— Set exercise —
Exactly reproduce the lines that follow.

-------- Material shown

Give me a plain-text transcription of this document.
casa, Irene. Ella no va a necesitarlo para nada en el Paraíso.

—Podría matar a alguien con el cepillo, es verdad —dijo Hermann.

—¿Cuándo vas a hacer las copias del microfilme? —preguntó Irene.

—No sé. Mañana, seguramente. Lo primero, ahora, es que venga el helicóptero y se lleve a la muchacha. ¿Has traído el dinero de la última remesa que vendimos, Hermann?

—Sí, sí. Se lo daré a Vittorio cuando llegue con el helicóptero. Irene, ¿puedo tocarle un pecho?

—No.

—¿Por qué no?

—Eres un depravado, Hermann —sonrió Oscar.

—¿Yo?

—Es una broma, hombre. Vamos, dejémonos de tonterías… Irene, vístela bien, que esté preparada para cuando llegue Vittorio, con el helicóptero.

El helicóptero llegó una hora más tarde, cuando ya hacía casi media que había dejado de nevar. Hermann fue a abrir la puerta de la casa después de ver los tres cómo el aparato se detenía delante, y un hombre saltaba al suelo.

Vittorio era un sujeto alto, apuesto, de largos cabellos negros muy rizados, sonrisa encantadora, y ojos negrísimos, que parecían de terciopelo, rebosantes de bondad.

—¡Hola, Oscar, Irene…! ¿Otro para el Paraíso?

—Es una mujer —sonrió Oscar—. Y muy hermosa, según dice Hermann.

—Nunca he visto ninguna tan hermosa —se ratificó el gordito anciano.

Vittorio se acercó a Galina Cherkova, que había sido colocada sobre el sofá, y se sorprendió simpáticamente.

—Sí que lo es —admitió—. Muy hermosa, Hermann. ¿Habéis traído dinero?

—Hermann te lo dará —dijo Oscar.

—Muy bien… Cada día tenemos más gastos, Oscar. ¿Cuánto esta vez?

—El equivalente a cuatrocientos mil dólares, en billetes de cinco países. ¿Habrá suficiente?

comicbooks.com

----------------

— Solution —
Give me a plain-text transcription of this document.
casa, Irene. Ella no va a necesitarlo para nada en el Paraíso.

—Podría matar a alguien con el cepillo, es verdad —dijo Hermann.

—¿Cuándo vas a hacer las copias del microfilme? —preguntó Irene.

—No sé. Mañana, seguramente. Lo primero, ahora, es que venga el helicóptero y se lleve a la muchacha. ¿Has traído el dinero de la última remesa que vendimos, Hermann?

—Sí, sí. Se lo daré a Vittorio cuando llegue con el helicóptero. Irene, ¿puedo tocarle un pecho?

—No.

—¿Por qué no?

—Eres un depravado, Hermann —sonrió Oscar.

—¿Yo?

—Es una broma, hombre. Vamos, dejémonos de tonterías… Irene, vístela bien, que esté preparada para cuando llegue Vittorio, con el helicóptero.

El helicóptero llegó una hora más tarde, cuando ya hacía casi media que había dejado de nevar. Hermann fue a abrir la puerta de la casa después de ver los tres cómo el aparato se detenía delante, y un hombre saltaba al suelo.

Vittorio era un sujeto alto, apuesto, de largos cabellos negros muy rizados, sonrisa encantadora, y ojos negrísimos, que parecían de terciopelo, rebosantes de bondad.

—¡Hola, Oscar, Irene…! ¿Otro para el Paraíso?

—Es una mujer —sonrió Oscar—. Y muy hermosa, según dice Hermann.

—Nunca he visto ninguna tan hermosa —se ratificó el gordito anciano.

Vittorio se acercó a Galina Cherkova, que había sido colocada sobre el sofá, y se sorprendió simpáticamente.

—Sí que lo es —admitió—. Muy hermosa, Hermann. ¿Habéis traído dinero?

—Hermann te lo dará —dijo Oscar.

—Muy bien… Cada día tenemos más gastos, Oscar. ¿Cuánto esta vez?

—El equivalente a cuatrocientos mil dólares, en billetes de cinco países. ¿Habrá suficiente?

comicbooks.com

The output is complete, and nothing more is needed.